start

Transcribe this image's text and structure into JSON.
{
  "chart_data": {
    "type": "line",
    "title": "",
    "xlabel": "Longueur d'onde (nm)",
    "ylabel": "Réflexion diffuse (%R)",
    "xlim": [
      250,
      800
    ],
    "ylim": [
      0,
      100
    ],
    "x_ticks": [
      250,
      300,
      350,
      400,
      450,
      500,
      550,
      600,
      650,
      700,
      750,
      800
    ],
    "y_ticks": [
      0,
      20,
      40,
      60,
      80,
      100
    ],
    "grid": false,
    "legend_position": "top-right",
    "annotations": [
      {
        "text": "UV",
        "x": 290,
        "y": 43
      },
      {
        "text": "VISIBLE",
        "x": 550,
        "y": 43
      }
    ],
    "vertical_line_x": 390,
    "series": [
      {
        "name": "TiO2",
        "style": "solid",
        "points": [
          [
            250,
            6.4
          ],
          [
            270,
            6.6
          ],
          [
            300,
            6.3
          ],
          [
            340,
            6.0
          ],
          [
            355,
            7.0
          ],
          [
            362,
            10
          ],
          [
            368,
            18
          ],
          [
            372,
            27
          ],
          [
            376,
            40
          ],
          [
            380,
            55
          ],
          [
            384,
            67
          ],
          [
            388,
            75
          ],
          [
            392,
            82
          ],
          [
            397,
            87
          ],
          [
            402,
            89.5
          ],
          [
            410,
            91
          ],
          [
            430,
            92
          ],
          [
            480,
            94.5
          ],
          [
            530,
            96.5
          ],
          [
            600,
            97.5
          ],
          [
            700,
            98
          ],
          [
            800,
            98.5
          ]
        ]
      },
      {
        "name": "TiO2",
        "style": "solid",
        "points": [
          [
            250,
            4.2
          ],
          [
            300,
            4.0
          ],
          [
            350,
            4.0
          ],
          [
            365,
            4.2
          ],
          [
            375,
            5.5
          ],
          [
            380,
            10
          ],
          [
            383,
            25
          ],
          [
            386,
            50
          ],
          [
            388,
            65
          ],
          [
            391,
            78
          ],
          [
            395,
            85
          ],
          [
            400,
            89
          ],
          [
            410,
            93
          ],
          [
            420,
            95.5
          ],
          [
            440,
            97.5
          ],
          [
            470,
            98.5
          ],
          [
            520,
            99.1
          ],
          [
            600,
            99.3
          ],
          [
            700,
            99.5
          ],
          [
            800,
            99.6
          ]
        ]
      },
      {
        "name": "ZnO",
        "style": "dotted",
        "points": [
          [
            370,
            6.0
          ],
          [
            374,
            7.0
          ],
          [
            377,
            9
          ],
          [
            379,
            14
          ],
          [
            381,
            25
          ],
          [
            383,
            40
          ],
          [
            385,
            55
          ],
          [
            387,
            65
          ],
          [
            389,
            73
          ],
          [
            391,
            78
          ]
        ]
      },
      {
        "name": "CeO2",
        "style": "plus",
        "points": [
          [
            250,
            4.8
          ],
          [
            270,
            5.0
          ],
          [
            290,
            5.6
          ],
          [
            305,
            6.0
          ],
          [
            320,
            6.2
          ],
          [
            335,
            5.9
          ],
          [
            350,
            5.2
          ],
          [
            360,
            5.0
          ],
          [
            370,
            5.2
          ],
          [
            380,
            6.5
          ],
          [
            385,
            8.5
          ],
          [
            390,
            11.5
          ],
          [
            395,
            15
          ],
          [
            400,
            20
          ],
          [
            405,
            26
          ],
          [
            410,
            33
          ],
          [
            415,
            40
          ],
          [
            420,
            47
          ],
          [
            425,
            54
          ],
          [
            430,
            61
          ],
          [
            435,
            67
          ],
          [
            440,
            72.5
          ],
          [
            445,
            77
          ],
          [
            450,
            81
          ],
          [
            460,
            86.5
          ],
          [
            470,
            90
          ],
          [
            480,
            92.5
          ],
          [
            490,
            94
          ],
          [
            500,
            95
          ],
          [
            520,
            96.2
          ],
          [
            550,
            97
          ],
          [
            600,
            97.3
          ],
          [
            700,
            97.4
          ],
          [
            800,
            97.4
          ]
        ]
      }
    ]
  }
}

end
start

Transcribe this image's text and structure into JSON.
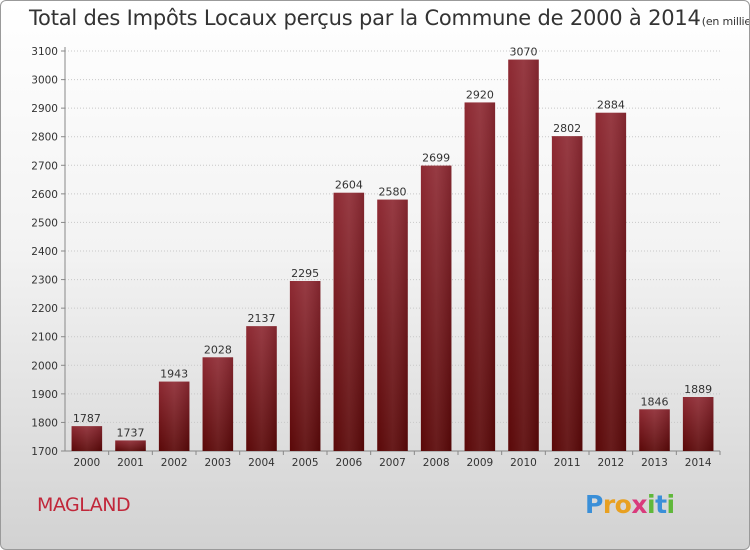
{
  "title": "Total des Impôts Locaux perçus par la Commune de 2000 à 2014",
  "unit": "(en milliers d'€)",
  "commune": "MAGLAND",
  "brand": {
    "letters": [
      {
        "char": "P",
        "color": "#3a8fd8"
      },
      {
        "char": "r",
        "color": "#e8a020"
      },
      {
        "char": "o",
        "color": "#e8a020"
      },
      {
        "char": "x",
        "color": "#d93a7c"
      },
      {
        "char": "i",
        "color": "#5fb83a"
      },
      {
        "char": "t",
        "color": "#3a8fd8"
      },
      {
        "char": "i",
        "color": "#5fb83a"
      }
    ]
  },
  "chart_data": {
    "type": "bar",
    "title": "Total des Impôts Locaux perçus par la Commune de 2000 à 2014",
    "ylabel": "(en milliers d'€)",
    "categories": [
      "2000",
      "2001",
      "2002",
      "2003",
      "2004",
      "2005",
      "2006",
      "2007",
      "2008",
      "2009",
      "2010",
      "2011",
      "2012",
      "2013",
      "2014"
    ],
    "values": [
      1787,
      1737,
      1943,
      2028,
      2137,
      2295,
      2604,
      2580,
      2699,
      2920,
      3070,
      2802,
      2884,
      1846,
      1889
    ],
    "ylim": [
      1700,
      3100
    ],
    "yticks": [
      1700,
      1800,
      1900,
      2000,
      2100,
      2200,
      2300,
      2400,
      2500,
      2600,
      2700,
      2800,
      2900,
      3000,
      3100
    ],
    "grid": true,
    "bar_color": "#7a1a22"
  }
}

end

**Given problem:** Sift the material for lines with the string "ylabel". Copy each one found.

**Exercise result:**
    "ylabel": "Réflexion diffuse (%R)",
    "ylabel": "(en milliers d'€)",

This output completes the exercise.